» Passage
----------------

When the mere act of showing up to a dive bar is well outside of their comfort zone, Logan’s new go-to insult for his children rings especially true: “You are not serious people.” And on the subject of insults …

The Most Brutal Insults of the Week

5. After Kendall brings up Buddhism when Logan takes away their helicopter: “That’s really wise. Um, hey, Buddha, nice Tom Fords.” —Roman

4. The groom-to-be delivering the world’s most depressing self-own: “The good thing about having a family that doesn’t love you is you learn to live without it.” —Connor

3. After finding out that Tom’s ensured none of the city’s top divorce lawyers can represent her: “You wanna be my dad’s little bitch boy? Why don’t you deliver him a message, bitch boy: Tell him to fuck off and stay out of my life.” —Shiv

2. When Willa gets cold feet about marrying Connor: “Don’t worry about that, just toss her another 10 grand, or a snowmobile and some teeth-whitening vouchers.” —Roman

1. After Greg asks to grab her for five minutes: “Yeah, why not? You’ve already grabbed every other woman in Manhattan.” —Kerry

The Cousin Greg Corner

“Rehearsal” was tragically light on Greg-related shenanigans, but what our gangly king did provide this week was just as delightful and painfully awkward as we’ve all come to expect. Hoping for more “next-level tasks” from Tom at work, Greg has to earn his stripes by being the one to tell Kerry that she can’t cut it as a news anchor. Greg, of all people, informing the most terrifying character with bangs on television that she won’t land her dream job? That’s what you call a mismatch.

----------------

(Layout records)

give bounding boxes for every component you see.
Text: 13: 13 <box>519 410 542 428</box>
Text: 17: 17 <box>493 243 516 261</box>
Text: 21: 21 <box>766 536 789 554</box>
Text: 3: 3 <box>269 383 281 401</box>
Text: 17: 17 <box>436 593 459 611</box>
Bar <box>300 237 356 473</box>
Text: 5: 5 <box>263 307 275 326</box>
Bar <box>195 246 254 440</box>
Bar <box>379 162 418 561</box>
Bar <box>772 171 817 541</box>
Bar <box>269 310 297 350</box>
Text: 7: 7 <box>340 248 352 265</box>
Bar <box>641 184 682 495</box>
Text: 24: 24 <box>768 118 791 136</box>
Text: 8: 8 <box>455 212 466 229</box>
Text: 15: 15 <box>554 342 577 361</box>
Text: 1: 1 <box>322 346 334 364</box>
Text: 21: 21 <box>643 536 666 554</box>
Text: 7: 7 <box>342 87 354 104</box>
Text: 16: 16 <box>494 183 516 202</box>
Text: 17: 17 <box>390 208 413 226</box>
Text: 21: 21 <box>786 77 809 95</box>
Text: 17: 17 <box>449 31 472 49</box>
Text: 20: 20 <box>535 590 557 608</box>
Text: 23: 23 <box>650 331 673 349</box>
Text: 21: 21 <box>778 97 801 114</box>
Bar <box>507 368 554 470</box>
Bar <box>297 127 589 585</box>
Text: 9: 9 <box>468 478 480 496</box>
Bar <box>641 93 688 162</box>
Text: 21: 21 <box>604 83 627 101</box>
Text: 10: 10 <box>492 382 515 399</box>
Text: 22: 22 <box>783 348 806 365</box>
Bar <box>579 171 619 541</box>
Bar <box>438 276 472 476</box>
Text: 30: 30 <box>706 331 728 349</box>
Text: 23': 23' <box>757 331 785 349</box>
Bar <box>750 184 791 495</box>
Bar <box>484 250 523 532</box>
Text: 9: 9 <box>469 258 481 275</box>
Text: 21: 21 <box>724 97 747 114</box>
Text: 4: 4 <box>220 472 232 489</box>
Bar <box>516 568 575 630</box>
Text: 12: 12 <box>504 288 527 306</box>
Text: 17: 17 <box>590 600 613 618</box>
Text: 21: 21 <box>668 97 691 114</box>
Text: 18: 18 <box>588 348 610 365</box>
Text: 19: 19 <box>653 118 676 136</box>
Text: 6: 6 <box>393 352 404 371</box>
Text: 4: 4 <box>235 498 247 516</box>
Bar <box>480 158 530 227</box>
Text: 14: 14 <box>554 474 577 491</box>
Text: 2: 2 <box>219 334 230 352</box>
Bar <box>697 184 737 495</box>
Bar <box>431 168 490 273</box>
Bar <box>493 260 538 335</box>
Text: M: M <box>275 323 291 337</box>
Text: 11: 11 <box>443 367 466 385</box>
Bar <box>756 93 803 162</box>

----------------

» Short problem A
According to the TV recap, what is Logan's new go-to insult for his children?
» Short problem B
Carry the TV recap forward from its final sentence, writing the next part in the same voice.
Nothing in the layout records is required for the tasks.

» Right answer A
"You are not serious people."

» Right answer B
Things don’t get off to a great start. When Greg asks to grab her for five minutes, Kerry immediately throws down the hammer with the aforementioned insult about his sexual escapades across the city. (Following in the footsteps of the actor who plays him, Greg has obviously turned into New York’s most desirable bachelor.) It doesn’t get much better from there; and like Kerry trying to read from a teleprompter, Greg fumbles through an explanation for why she can’t be on ATN. “Great package, maybe the arms aren’t right—they’re a little un-TV,” he says. (What are TV arms, exactly?)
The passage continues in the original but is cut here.